**TO DO:** Go through the records underneath and write each one out again exactly.

**DATA LINES:**
★ ★ ★
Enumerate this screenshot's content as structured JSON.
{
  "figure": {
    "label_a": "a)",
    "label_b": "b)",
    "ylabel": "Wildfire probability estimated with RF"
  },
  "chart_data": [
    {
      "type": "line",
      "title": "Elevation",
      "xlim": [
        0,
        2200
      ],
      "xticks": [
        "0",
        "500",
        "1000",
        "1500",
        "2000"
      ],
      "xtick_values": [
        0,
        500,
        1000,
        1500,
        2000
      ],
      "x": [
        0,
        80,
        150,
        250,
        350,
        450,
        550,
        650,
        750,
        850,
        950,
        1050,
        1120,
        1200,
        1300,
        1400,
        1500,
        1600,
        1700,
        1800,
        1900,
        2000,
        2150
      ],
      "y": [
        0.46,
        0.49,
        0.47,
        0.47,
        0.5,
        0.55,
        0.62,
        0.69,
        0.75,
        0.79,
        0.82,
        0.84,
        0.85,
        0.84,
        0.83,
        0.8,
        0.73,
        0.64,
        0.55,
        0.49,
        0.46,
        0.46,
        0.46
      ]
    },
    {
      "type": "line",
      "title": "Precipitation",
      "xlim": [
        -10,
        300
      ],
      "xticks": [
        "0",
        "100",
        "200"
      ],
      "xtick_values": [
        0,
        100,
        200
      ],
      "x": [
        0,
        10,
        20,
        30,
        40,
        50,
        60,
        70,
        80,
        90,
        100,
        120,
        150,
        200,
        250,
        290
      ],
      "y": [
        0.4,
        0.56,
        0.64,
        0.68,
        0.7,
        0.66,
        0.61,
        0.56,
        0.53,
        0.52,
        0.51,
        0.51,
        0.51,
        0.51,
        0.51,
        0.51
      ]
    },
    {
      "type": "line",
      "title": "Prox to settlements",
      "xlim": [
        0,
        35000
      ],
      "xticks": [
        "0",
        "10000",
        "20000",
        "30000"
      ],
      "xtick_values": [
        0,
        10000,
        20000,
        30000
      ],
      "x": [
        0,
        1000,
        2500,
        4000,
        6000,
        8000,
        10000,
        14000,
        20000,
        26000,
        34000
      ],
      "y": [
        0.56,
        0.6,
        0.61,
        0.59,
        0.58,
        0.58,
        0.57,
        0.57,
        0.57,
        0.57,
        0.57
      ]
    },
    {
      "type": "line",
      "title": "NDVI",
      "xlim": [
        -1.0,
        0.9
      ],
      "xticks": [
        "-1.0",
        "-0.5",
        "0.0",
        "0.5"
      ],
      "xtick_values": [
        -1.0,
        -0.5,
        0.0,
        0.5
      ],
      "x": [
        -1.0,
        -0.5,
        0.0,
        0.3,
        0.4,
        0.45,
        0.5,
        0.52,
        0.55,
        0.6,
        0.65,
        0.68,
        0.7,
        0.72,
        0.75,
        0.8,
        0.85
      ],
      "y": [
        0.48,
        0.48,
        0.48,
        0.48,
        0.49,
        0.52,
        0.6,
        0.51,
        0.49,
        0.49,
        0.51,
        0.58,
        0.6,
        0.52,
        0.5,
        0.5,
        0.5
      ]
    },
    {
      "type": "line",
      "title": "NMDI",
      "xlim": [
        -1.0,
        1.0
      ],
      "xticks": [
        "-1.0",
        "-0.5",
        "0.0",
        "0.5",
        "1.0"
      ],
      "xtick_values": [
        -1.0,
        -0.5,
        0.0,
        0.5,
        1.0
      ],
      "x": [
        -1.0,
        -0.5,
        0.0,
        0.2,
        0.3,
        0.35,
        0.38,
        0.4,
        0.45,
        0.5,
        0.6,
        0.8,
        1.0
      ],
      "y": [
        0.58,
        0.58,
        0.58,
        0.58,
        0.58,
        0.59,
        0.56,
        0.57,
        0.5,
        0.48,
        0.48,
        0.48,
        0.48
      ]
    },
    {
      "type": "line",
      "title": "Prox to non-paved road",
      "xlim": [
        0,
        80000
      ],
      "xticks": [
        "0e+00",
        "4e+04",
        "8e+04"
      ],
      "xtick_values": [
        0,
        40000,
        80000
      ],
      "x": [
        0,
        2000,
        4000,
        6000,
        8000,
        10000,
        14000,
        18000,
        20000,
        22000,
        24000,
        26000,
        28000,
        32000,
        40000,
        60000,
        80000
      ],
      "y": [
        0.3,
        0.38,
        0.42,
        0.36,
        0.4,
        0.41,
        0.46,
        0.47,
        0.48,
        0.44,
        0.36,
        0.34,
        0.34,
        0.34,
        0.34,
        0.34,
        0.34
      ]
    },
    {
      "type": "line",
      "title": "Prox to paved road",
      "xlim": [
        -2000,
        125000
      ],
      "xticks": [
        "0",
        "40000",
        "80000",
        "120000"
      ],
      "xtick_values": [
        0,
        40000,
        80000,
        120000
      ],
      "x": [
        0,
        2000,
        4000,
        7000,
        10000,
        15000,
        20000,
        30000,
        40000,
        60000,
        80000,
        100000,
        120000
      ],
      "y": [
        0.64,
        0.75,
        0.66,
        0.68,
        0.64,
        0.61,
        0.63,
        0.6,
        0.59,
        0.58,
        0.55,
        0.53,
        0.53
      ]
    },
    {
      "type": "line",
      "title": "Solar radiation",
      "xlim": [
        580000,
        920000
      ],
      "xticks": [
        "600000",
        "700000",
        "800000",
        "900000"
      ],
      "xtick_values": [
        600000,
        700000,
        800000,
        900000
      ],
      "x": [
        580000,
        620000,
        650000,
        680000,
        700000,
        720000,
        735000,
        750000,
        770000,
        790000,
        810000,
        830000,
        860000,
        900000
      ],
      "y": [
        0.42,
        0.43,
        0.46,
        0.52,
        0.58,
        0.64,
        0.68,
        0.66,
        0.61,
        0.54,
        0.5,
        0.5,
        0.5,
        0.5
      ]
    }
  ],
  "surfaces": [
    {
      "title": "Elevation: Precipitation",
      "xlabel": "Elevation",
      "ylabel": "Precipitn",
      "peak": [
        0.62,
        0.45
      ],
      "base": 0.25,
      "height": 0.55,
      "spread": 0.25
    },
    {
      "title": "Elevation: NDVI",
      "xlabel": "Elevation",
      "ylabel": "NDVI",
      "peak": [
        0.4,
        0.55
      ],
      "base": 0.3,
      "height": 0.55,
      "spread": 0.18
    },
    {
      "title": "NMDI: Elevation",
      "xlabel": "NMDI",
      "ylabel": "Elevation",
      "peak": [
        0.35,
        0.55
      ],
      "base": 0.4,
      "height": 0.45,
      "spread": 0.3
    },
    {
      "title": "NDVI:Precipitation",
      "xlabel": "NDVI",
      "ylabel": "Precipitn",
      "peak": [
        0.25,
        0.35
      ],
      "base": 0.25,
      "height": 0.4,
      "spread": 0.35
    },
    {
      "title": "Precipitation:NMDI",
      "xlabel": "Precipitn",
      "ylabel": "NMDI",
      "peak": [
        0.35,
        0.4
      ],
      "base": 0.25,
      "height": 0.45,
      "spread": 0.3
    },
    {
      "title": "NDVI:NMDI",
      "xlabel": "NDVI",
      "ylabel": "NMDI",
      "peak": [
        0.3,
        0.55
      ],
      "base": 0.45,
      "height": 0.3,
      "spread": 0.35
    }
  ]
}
★ ★ ★
**ANSWER FOR THIS EXERCISE:**
Enumerate this screenshot's content as structured JSON.
{
  "figure": {
    "label_a": "a)",
    "label_b": "b)",
    "ylabel": "Wildfire probability estimated with RF"
  },
  "chart_data": [
    {
      "type": "line",
      "title": "Elevation",
      "xlim": [
        0,
        2200
      ],
      "xticks": [
        "0",
        "500",
        "1000",
        "1500",
        "2000"
      ],
      "xtick_values": [
        0,
        500,
        1000,
        1500,
        2000
      ],
      "x": [
        0,
        80,
        150,
        250,
        350,
        450,
        550,
        650,
        750,
        850,
        950,
        1050,
        1120,
        1200,
        1300,
        1400,
        1500,
        1600,
        1700,
        1800,
        1900,
        2000,
        2150
      ],
      "y": [
        0.46,
        0.49,
        0.47,
        0.47,
        0.5,
        0.55,
        0.62,
        0.69,
        0.75,
        0.79,
        0.82,
        0.84,
        0.85,
        0.84,
        0.83,
        0.8,
        0.73,
        0.64,
        0.55,
        0.49,
        0.46,
        0.46,
        0.46
      ]
    },
    {
      "type": "line",
      "title": "Precipitation",
      "xlim": [
        -10,
        300
      ],
      "xticks": [
        "0",
        "100",
        "200"
      ],
      "xtick_values": [
        0,
        100,
        200
      ],
      "x": [
        0,
        10,
        20,
        30,
        40,
        50,
        60,
        70,
        80,
        90,
        100,
        120,
        150,
        200,
        250,
        290
      ],
      "y": [
        0.4,
        0.56,
        0.64,
        0.68,
        0.7,
        0.66,
        0.61,
        0.56,
        0.53,
        0.52,
        0.51,
        0.51,
        0.51,
        0.51,
        0.51,
        0.51
      ]
    },
    {
      "type": "line",
      "title": "Prox to settlements",
      "xlim": [
        0,
        35000
      ],
      "xticks": [
        "0",
        "10000",
        "20000",
        "30000"
      ],
      "xtick_values": [
        0,
        10000,
        20000,
        30000
      ],
      "x": [
        0,
        1000,
        2500,
        4000,
        6000,
        8000,
        10000,
        14000,
        20000,
        26000,
        34000
      ],
      "y": [
        0.56,
        0.6,
        0.61,
        0.59,
        0.58,
        0.58,
        0.57,
        0.57,
        0.57,
        0.57,
        0.57
      ]
    },
    {
      "type": "line",
      "title": "NDVI",
      "xlim": [
        -1.0,
        0.9
      ],
      "xticks": [
        "-1.0",
        "-0.5",
        "0.0",
        "0.5"
      ],
      "xtick_values": [
        -1.0,
        -0.5,
        0.0,
        0.5
      ],
      "x": [
        -1.0,
        -0.5,
        0.0,
        0.3,
        0.4,
        0.45,
        0.5,
        0.52,
        0.55,
        0.6,
        0.65,
        0.68,
        0.7,
        0.72,
        0.75,
        0.8,
        0.85
      ],
      "y": [
        0.48,
        0.48,
        0.48,
        0.48,
        0.49,
        0.52,
        0.6,
        0.51,
        0.49,
        0.49,
        0.51,
        0.58,
        0.6,
        0.52,
        0.5,
        0.5,
        0.5
      ]
    },
    {
      "type": "line",
      "title": "NMDI",
      "xlim": [
        -1.0,
        1.0
      ],
      "xticks": [
        "-1.0",
        "-0.5",
        "0.0",
        "0.5",
        "1.0"
      ],
      "xtick_values": [
        -1.0,
        -0.5,
        0.0,
        0.5,
        1.0
      ],
      "x": [
        -1.0,
        -0.5,
        0.0,
        0.2,
        0.3,
        0.35,
        0.38,
        0.4,
        0.45,
        0.5,
        0.6,
        0.8,
        1.0
      ],
      "y": [
        0.58,
        0.58,
        0.58,
        0.58,
        0.58,
        0.59,
        0.56,
        0.57,
        0.5,
        0.48,
        0.48,
        0.48,
        0.48
      ]
    },
    {
      "type": "line",
      "title": "Prox to non-paved road",
      "xlim": [
        0,
        80000
      ],
      "xticks": [
        "0e+00",
        "4e+04",
        "8e+04"
      ],
      "xtick_values": [
        0,
        40000,
        80000
      ],
      "x": [
        0,
        2000,
        4000,
        6000,
        8000,
        10000,
        14000,
        18000,
        20000,
        22000,
        24000,
        26000,
        28000,
        32000,
        40000,
        60000,
        80000
      ],
      "y": [
        0.3,
        0.38,
        0.42,
        0.36,
        0.4,
        0.41,
        0.46,
        0.47,
        0.48,
        0.44,
        0.36,
        0.34,
        0.34,
        0.34,
        0.34,
        0.34,
        0.34
      ]
    },
    {
      "type": "line",
      "title": "Prox to paved road",
      "xlim": [
        -2000,
        125000
      ],
      "xticks": [
        "0",
        "40000",
        "80000",
        "120000"
      ],
      "xtick_values": [
        0,
        40000,
        80000,
        120000
      ],
      "x": [
        0,
        2000,
        4000,
        7000,
        10000,
        15000,
        20000,
        30000,
        40000,
        60000,
        80000,
        100000,
        120000
      ],
      "y": [
        0.64,
        0.75,
        0.66,
        0.68,
        0.64,
        0.61,
        0.63,
        0.6,
        0.59,
        0.58,
        0.55,
        0.53,
        0.53
      ]
    },
    {
      "type": "line",
      "title": "Solar radiation",
      "xlim": [
        580000,
        920000
      ],
      "xticks": [
        "600000",
        "700000",
        "800000",
        "900000"
      ],
      "xtick_values": [
        600000,
        700000,
        800000,
        900000
      ],
      "x": [
        580000,
        620000,
        650000,
        680000,
        700000,
        720000,
        735000,
        750000,
        770000,
        790000,
        810000,
        830000,
        860000,
        900000
      ],
      "y": [
        0.42,
        0.43,
        0.46,
        0.52,
        0.58,
        0.64,
        0.68,
        0.66,
        0.61,
        0.54,
        0.5,
        0.5,
        0.5,
        0.5
      ]
    }
  ],
  "surfaces": [
    {
      "title": "Elevation: Precipitation",
      "xlabel": "Elevation",
      "ylabel": "Precipitn",
      "peak": [
        0.62,
        0.45
      ],
      "base": 0.25,
      "height": 0.55,
      "spread": 0.25
    },
    {
      "title": "Elevation: NDVI",
      "xlabel": "Elevation",
      "ylabel": "NDVI",
      "peak": [
        0.4,
        0.55
      ],
      "base": 0.3,
      "height": 0.55,
      "spread": 0.18
    },
    {
      "title": "NMDI: Elevation",
      "xlabel": "NMDI",
      "ylabel": "Elevation",
      "peak": [
        0.35,
        0.55
      ],
      "base": 0.4,
      "height": 0.45,
      "spread": 0.3
    },
    {
      "title": "NDVI:Precipitation",
      "xlabel": "NDVI",
      "ylabel": "Precipitn",
      "peak": [
        0.25,
        0.35
      ],
      "base": 0.25,
      "height": 0.4,
      "spread": 0.35
    },
    {
      "title": "Precipitation:NMDI",
      "xlabel": "Precipitn",
      "ylabel": "NMDI",
      "peak": [
        0.35,
        0.4
      ],
      "base": 0.25,
      "height": 0.45,
      "spread": 0.3
    },
    {
      "title": "NDVI:NMDI",
      "xlabel": "NDVI",
      "ylabel": "NMDI",
      "peak": [
        0.3,
        0.55
      ],
      "base": 0.45,
      "height": 0.3,
      "spread": 0.35
    }
  ]
}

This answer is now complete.